**Aim:** Look through the data below. Collect every line where the word "photoreaction" occurs.
====== Raw data ======
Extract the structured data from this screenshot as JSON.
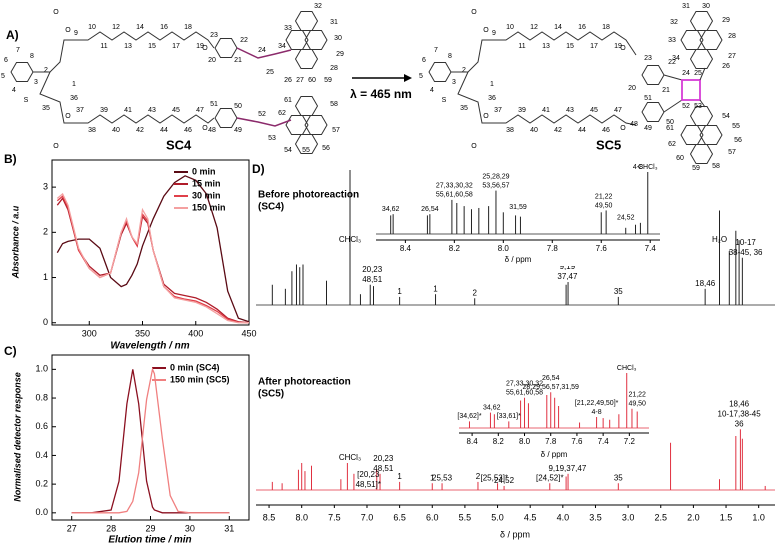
{
  "scheme": {
    "panel_label": "A)",
    "arrow_label": "λ = 465 nm",
    "sc4": {
      "name": "SC4",
      "atoms": [
        "1",
        "2",
        "3",
        "4",
        "5",
        "6",
        "7",
        "8",
        "9",
        "36",
        "35",
        "10",
        "11",
        "12",
        "13",
        "14",
        "15",
        "16",
        "17",
        "18",
        "19",
        "37",
        "38",
        "39",
        "40",
        "41",
        "42",
        "43",
        "44",
        "45",
        "46",
        "47",
        "20",
        "21",
        "22",
        "23",
        "24",
        "25",
        "26",
        "27",
        "60",
        "59",
        "28",
        "29",
        "30",
        "31",
        "32",
        "33",
        "34",
        "48",
        "49",
        "50",
        "51",
        "52",
        "53",
        "61",
        "62",
        "54",
        "55",
        "56",
        "57",
        "58",
        "O",
        "O",
        "O",
        "O",
        "O",
        "O",
        "S"
      ]
    },
    "sc5": {
      "name": "SC5",
      "atoms": [
        "1",
        "2",
        "3",
        "4",
        "5",
        "6",
        "7",
        "8",
        "9",
        "36",
        "35",
        "10",
        "11",
        "12",
        "13",
        "14",
        "15",
        "16",
        "17",
        "18",
        "19",
        "37",
        "38",
        "39",
        "40",
        "41",
        "42",
        "43",
        "44",
        "45",
        "46",
        "47",
        "20",
        "21",
        "22",
        "23",
        "24",
        "25",
        "52",
        "53",
        "26",
        "27",
        "28",
        "29",
        "30",
        "31",
        "32",
        "33",
        "34",
        "48",
        "49",
        "50",
        "51",
        "54",
        "55",
        "56",
        "57",
        "58",
        "59",
        "60",
        "61",
        "62",
        "O",
        "O",
        "O",
        "O",
        "O",
        "O",
        "S"
      ]
    }
  },
  "chart_data": [
    {
      "type": "line",
      "panel_label": "B)",
      "xlabel": "Wavelength / nm",
      "ylabel": "Absorbance / a.u",
      "x": [
        270,
        275,
        280,
        290,
        300,
        310,
        320,
        330,
        335,
        340,
        345,
        350,
        355,
        360,
        370,
        380,
        390,
        400,
        410,
        420,
        430,
        440,
        450
      ],
      "xlim": [
        265,
        450
      ],
      "xticks": [
        300,
        350,
        400,
        450
      ],
      "ylim": [
        -0.05,
        3.6
      ],
      "yticks": [
        0,
        1,
        2,
        3
      ],
      "series": [
        {
          "name": "0 min",
          "color": "#5a0a14",
          "values": [
            1.55,
            1.75,
            1.8,
            1.85,
            1.85,
            1.65,
            1.0,
            0.8,
            0.85,
            1.05,
            1.3,
            1.7,
            2.0,
            2.3,
            2.8,
            3.1,
            3.25,
            3.15,
            2.85,
            2.1,
            0.7,
            0.1,
            0.02
          ]
        },
        {
          "name": "15 min",
          "color": "#b01c2a",
          "values": [
            2.6,
            2.75,
            2.5,
            1.6,
            1.25,
            1.05,
            1.1,
            1.95,
            2.2,
            1.9,
            1.7,
            2.35,
            2.2,
            1.6,
            0.85,
            0.65,
            0.6,
            0.55,
            0.45,
            0.3,
            0.1,
            0.02,
            0.0
          ]
        },
        {
          "name": "30 min",
          "color": "#e0404a",
          "values": [
            2.7,
            2.8,
            2.55,
            1.6,
            1.2,
            1.0,
            1.1,
            2.0,
            2.25,
            1.9,
            1.7,
            2.4,
            2.25,
            1.6,
            0.8,
            0.58,
            0.52,
            0.48,
            0.38,
            0.25,
            0.08,
            0.01,
            0.0
          ]
        },
        {
          "name": "150 min",
          "color": "#f4a0a0",
          "values": [
            2.75,
            2.85,
            2.6,
            1.65,
            1.2,
            1.0,
            1.1,
            2.0,
            2.3,
            1.9,
            1.75,
            2.5,
            2.3,
            1.6,
            0.8,
            0.55,
            0.5,
            0.45,
            0.35,
            0.2,
            0.05,
            0.0,
            0.0
          ]
        }
      ]
    },
    {
      "type": "line",
      "panel_label": "C)",
      "xlabel": "Elution time / min",
      "ylabel": "Normalised detector response",
      "x": [
        27,
        27.5,
        28,
        28.2,
        28.4,
        28.55,
        28.7,
        28.9,
        29.05,
        29.1,
        29.3,
        29.5,
        29.7,
        30,
        31
      ],
      "xlim": [
        26.5,
        31.5
      ],
      "xticks": [
        27,
        28,
        29,
        30,
        31
      ],
      "ylim": [
        -0.05,
        1.1
      ],
      "yticks": [
        {
          "value": 0,
          "label": "0.0"
        },
        0.2,
        0.4,
        0.6,
        0.8,
        {
          "value": 1,
          "label": "1.0"
        }
      ],
      "series": [
        {
          "name": "0 min (SC4)",
          "color": "#8b1020",
          "values": [
            0,
            0,
            0.02,
            0.22,
            0.76,
            1.0,
            0.76,
            0.22,
            0.04,
            0.02,
            0,
            0,
            0,
            0,
            0
          ]
        },
        {
          "name": "150 min (SC5)",
          "color": "#f08080",
          "values": [
            0,
            0,
            0,
            0,
            0.01,
            0.08,
            0.28,
            0.79,
            1.0,
            0.97,
            0.52,
            0.12,
            0.01,
            0,
            0
          ]
        }
      ]
    },
    {
      "type": "spectrum",
      "panel_label": "D)",
      "xlabel": "δ / ppm",
      "xlim": [
        8.7,
        0.75
      ],
      "xticks": [
        8.5,
        {
          "value": 8,
          "label": "8.0"
        },
        7.5,
        {
          "value": 7,
          "label": "7.0"
        },
        6.5,
        {
          "value": 6,
          "label": "6.0"
        },
        5.5,
        {
          "value": 5,
          "label": "5.0"
        },
        4.5,
        {
          "value": 4,
          "label": "4.0"
        },
        3.5,
        {
          "value": 3,
          "label": "3.0"
        },
        2.5,
        {
          "value": 2,
          "label": "2.0"
        },
        1.5,
        {
          "value": 1,
          "label": "1.0"
        }
      ],
      "traces": [
        {
          "title_lines": [
            "Before photoreaction",
            "(SC4)"
          ],
          "color": "#222222",
          "x": [
            8.45,
            8.25,
            8.15,
            8.08,
            8.03,
            7.98,
            7.62,
            7.26,
            7.1,
            6.95,
            6.9,
            6.5,
            5.95,
            5.35,
            3.95,
            3.92,
            3.15,
            1.82,
            1.6,
            1.45,
            1.35,
            1.3,
            1.25
          ],
          "values": [
            15,
            12,
            25,
            30,
            28,
            30,
            18,
            100,
            8,
            15,
            14,
            6,
            8,
            5,
            15,
            17,
            6,
            12,
            70,
            40,
            55,
            48,
            35
          ],
          "annotations": [
            {
              "lines": [
                "CHCl₃"
              ],
              "x": 7.26
            },
            {
              "lines": [
                "20,23",
                "48,51"
              ],
              "x": 6.92
            },
            {
              "lines": [
                "1"
              ],
              "x": 6.5
            },
            {
              "lines": [
                "1"
              ],
              "x": 5.95
            },
            {
              "lines": [
                "2"
              ],
              "x": 5.35
            },
            {
              "lines": [
                "9,19",
                "37,47"
              ],
              "x": 3.93
            },
            {
              "lines": [
                "35"
              ],
              "x": 3.15
            },
            {
              "lines": [
                "18,46"
              ],
              "x": 1.82
            },
            {
              "lines": [
                "H₂O"
              ],
              "x": 1.6
            },
            {
              "lines": [
                "10-17",
                "38-45, 36"
              ],
              "x": 1.2
            }
          ]
        },
        {
          "title_lines": [
            "After photoreaction",
            "(SC5)"
          ],
          "color": "#e03040",
          "x": [
            8.45,
            8.3,
            8.05,
            8.0,
            7.95,
            7.85,
            7.4,
            7.3,
            7.2,
            6.85,
            6.8,
            6.5,
            6.0,
            5.85,
            5.3,
            5.0,
            4.9,
            4.2,
            3.95,
            3.92,
            3.15,
            2.35,
            1.6,
            1.35,
            1.28,
            1.25,
            0.9
          ],
          "values": [
            6,
            5,
            15,
            20,
            14,
            18,
            8,
            20,
            12,
            15,
            12,
            6,
            5,
            5,
            6,
            5,
            3,
            5,
            10,
            12,
            5,
            35,
            8,
            40,
            45,
            38,
            3
          ],
          "annotations": [
            {
              "lines": [
                "CHCl₃"
              ],
              "x": 7.26
            },
            {
              "lines": [
                "[20,23",
                "48,51]*"
              ],
              "x": 6.98
            },
            {
              "lines": [
                "20,23",
                "48,51"
              ],
              "x": 6.75
            },
            {
              "lines": [
                "1"
              ],
              "x": 6.5
            },
            {
              "lines": [
                "1"
              ],
              "x": 6.0
            },
            {
              "lines": [
                "25,53"
              ],
              "x": 5.85,
              "color": "#d63cd6"
            },
            {
              "lines": [
                "2"
              ],
              "x": 5.3
            },
            {
              "lines": [
                "[25,53]*"
              ],
              "x": 5.05,
              "color": "#d63cd6"
            },
            {
              "lines": [
                "24,52"
              ],
              "x": 4.9,
              "color": "#d63cd6"
            },
            {
              "lines": [
                "[24,52]*"
              ],
              "x": 4.2,
              "color": "#d63cd6"
            },
            {
              "lines": [
                "9,19,37,47"
              ],
              "x": 3.93
            },
            {
              "lines": [
                "35"
              ],
              "x": 3.15
            },
            {
              "lines": [
                "18,46",
                "10-17,38-45",
                "36"
              ],
              "x": 1.3
            }
          ]
        }
      ]
    },
    {
      "type": "spectrum",
      "xlabel": "δ / ppm",
      "xlim": [
        8.52,
        7.36
      ],
      "xticks": [
        8.4,
        8.2,
        {
          "value": 8,
          "label": "8.0"
        },
        7.8,
        7.6,
        7.4
      ],
      "traces": [
        {
          "color": "#222222",
          "x": [
            8.46,
            8.45,
            8.31,
            8.3,
            8.21,
            8.19,
            8.16,
            8.13,
            8.1,
            8.06,
            8.03,
            8.0,
            7.95,
            7.93,
            7.6,
            7.58,
            7.5,
            7.46,
            7.44,
            7.41
          ],
          "values": [
            30,
            32,
            30,
            32,
            55,
            50,
            45,
            40,
            42,
            45,
            70,
            35,
            30,
            28,
            35,
            38,
            10,
            15,
            18,
            100
          ],
          "annotations": [
            {
              "lines": [
                "34,62"
              ],
              "x": 8.46
            },
            {
              "lines": [
                "26,54"
              ],
              "x": 8.3
            },
            {
              "lines": [
                "27,33,30,32",
                "55,61,60,58"
              ],
              "x": 8.2
            },
            {
              "lines": [
                "25,28,29",
                "53,56,57"
              ],
              "x": 8.03
            },
            {
              "lines": [
                "31,59"
              ],
              "x": 7.94
            },
            {
              "lines": [
                "21,22",
                "49,50"
              ],
              "x": 7.59
            },
            {
              "lines": [
                "24,52"
              ],
              "x": 7.5,
              "color": "#c0392b"
            },
            {
              "lines": [
                "4-8"
              ],
              "x": 7.45
            },
            {
              "lines": [
                "CHCl₃"
              ],
              "x": 7.41
            }
          ]
        }
      ]
    },
    {
      "type": "spectrum",
      "xlabel": "δ / ppm",
      "xlim": [
        8.5,
        7.05
      ],
      "xticks": [
        8.4,
        8.2,
        {
          "value": 8,
          "label": "8.0"
        },
        7.8,
        7.6,
        7.4,
        7.2
      ],
      "traces": [
        {
          "color": "#e03040",
          "x": [
            8.42,
            8.26,
            8.23,
            8.12,
            8.03,
            8.0,
            7.97,
            7.83,
            7.8,
            7.77,
            7.74,
            7.58,
            7.45,
            7.4,
            7.35,
            7.28,
            7.22,
            7.18,
            7.14
          ],
          "values": [
            12,
            28,
            25,
            12,
            50,
            55,
            45,
            60,
            65,
            55,
            40,
            10,
            20,
            18,
            15,
            25,
            100,
            35,
            30
          ],
          "annotations": [
            {
              "lines": [
                "[34,62]*"
              ],
              "x": 8.42
            },
            {
              "lines": [
                "34,62"
              ],
              "x": 8.25
            },
            {
              "lines": [
                "[33,61]*"
              ],
              "x": 8.12
            },
            {
              "lines": [
                "27,33,30,32",
                "55,61,60,58"
              ],
              "x": 8.0
            },
            {
              "lines": [
                "26,54",
                "28,29,56,57,31,59"
              ],
              "x": 7.8
            },
            {
              "lines": [
                "[21,22,49,50]*",
                "4-8"
              ],
              "x": 7.45
            },
            {
              "lines": [
                "CHCl₃"
              ],
              "x": 7.22
            },
            {
              "lines": [
                "21,22",
                "49,50"
              ],
              "x": 7.14
            }
          ]
        }
      ]
    }
  ]
}
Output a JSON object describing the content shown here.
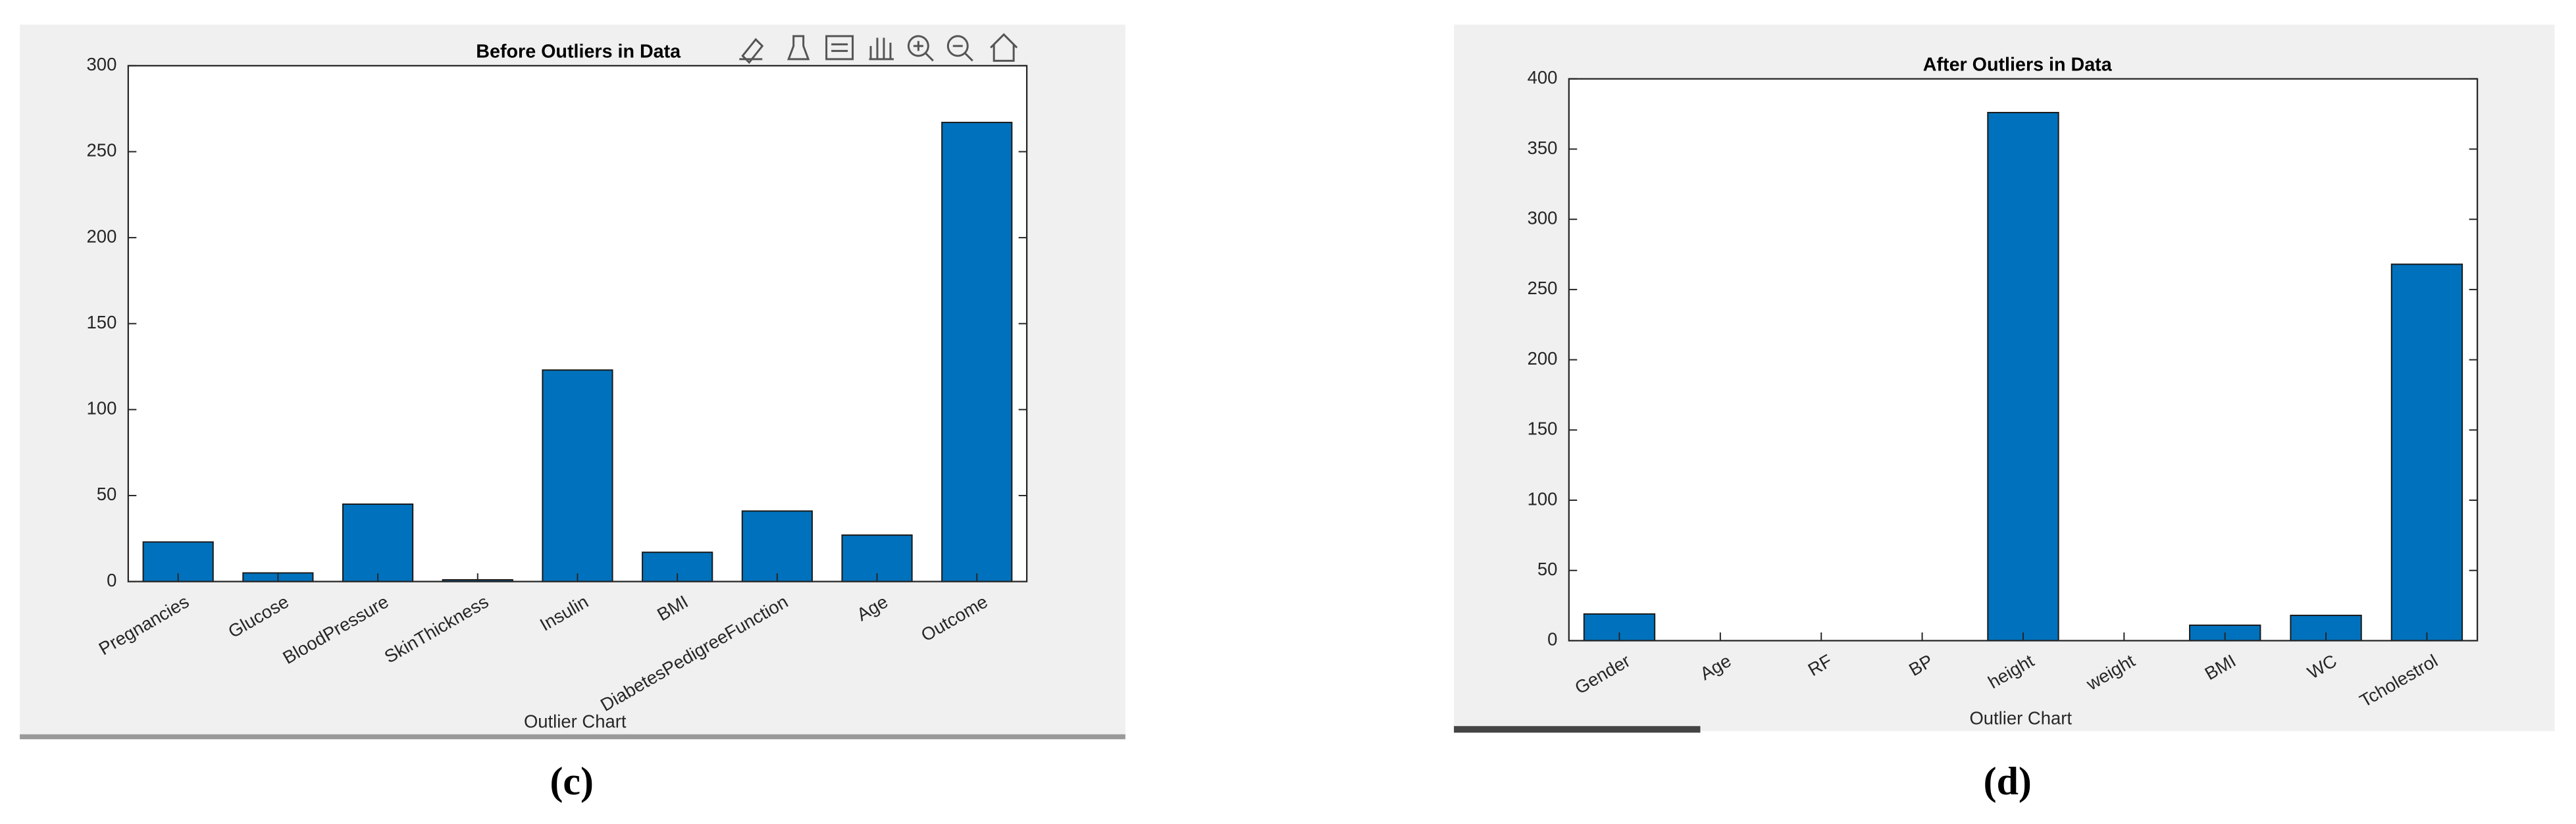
{
  "chart_data": [
    {
      "type": "bar",
      "title": "Before Outliers in Data",
      "x_label": "Outlier Chart",
      "categories": [
        "Pregnancies",
        "Glucose",
        "BloodPressure",
        "SkinThickness",
        "Insulin",
        "BMI",
        "DiabetesPedigreeFunction",
        "Age",
        "Outcome"
      ],
      "values": [
        23,
        5,
        45,
        1,
        123,
        17,
        41,
        27,
        267
      ],
      "color": "#0072bd",
      "ylim": [
        0,
        300
      ],
      "yticks": [
        0,
        50,
        100,
        150,
        200,
        250,
        300
      ],
      "grid": false
    },
    {
      "type": "bar",
      "title": "After Outliers in Data",
      "x_label": "Outlier Chart",
      "categories": [
        "Gender",
        "Age",
        "RF",
        "BP",
        "height",
        "weight",
        "BMI",
        "WC",
        "Tcholestrol"
      ],
      "values": [
        19,
        0,
        0,
        0,
        376,
        0,
        11,
        18,
        268
      ],
      "color": "#0072bd",
      "ylim": [
        0,
        400
      ],
      "yticks": [
        0,
        50,
        100,
        150,
        200,
        250,
        300,
        350,
        400
      ],
      "grid": false
    }
  ],
  "captions": [
    "(c)",
    "(d)"
  ]
}
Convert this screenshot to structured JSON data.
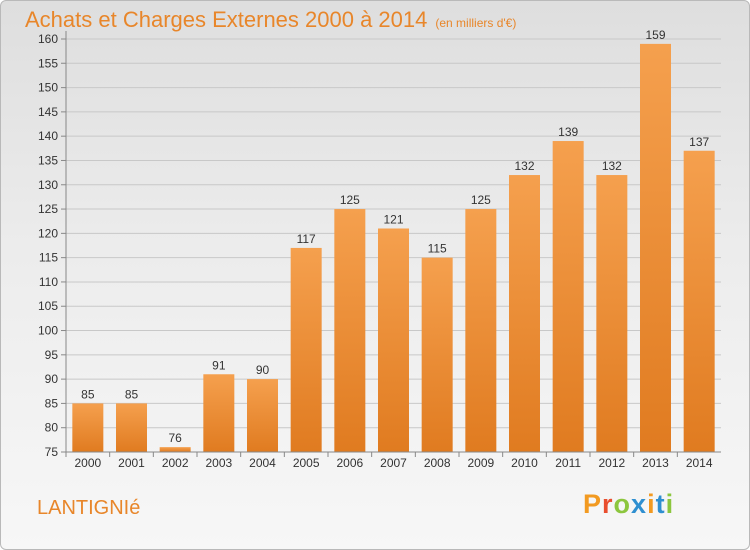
======
**Written reply:**
            "Before photoreaction",
            "After photoreaction",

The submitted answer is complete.